SET EXERCISE -
Copy every line of the data that includes the string "wavelength".

↓↓↓

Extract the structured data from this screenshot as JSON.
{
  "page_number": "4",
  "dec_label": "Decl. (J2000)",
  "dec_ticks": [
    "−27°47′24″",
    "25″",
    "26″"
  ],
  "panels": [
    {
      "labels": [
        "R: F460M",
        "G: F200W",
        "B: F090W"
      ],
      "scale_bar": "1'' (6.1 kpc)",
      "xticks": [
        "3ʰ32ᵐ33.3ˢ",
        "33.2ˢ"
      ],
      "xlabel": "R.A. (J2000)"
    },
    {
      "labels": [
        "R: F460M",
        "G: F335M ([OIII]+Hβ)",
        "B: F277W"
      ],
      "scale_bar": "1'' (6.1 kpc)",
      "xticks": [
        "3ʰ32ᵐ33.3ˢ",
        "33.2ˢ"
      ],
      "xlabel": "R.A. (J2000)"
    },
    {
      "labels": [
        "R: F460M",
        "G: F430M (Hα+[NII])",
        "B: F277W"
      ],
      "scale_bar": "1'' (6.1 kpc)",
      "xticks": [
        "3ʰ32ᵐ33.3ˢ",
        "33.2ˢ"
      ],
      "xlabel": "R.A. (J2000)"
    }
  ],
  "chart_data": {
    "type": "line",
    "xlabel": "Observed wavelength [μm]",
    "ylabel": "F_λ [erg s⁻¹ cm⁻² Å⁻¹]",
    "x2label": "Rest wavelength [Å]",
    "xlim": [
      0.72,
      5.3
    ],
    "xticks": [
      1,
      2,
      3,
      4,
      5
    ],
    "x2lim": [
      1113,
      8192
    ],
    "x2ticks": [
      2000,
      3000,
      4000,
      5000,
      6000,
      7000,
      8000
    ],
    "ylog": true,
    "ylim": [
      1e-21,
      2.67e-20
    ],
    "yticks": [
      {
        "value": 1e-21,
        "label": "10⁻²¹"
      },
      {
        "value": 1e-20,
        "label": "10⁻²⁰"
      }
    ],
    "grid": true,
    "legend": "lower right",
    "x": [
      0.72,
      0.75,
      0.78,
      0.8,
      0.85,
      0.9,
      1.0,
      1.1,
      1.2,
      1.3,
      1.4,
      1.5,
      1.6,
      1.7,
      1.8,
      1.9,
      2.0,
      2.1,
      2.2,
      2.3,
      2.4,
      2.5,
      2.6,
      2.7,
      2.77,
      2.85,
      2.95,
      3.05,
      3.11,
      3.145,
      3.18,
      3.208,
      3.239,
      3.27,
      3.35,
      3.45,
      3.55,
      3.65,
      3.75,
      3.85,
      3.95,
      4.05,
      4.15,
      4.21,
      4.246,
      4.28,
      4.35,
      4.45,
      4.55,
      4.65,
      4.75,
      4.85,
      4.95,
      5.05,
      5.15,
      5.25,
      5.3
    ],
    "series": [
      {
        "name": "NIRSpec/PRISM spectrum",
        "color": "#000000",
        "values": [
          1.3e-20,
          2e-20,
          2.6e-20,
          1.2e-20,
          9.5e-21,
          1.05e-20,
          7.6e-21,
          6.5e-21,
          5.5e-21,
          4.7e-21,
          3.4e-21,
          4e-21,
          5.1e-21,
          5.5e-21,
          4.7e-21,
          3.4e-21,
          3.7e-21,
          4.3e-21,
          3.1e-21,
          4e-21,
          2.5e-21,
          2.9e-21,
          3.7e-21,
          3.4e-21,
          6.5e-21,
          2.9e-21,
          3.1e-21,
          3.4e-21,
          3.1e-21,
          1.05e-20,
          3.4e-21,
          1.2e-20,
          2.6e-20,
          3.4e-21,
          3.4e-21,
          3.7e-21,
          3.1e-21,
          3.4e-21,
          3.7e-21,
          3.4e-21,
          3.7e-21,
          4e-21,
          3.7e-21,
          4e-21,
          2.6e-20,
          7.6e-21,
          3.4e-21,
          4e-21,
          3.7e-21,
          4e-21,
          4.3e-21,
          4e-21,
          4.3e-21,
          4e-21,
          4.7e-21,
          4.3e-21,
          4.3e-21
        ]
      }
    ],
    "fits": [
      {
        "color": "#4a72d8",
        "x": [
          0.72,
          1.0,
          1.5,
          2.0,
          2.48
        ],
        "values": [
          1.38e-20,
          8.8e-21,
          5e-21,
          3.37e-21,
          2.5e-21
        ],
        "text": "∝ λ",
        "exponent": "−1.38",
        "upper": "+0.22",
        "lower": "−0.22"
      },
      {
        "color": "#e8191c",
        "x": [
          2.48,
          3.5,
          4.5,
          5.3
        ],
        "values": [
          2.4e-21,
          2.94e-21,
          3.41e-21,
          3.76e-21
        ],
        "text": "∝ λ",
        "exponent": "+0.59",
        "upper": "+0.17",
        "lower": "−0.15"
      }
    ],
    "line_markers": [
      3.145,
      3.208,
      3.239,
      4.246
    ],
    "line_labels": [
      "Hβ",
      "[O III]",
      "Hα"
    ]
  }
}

↑↑↑

THE RESULT -
    "xlabel": "Observed wavelength [μm]",
    "x2label": "Rest wavelength [Å]",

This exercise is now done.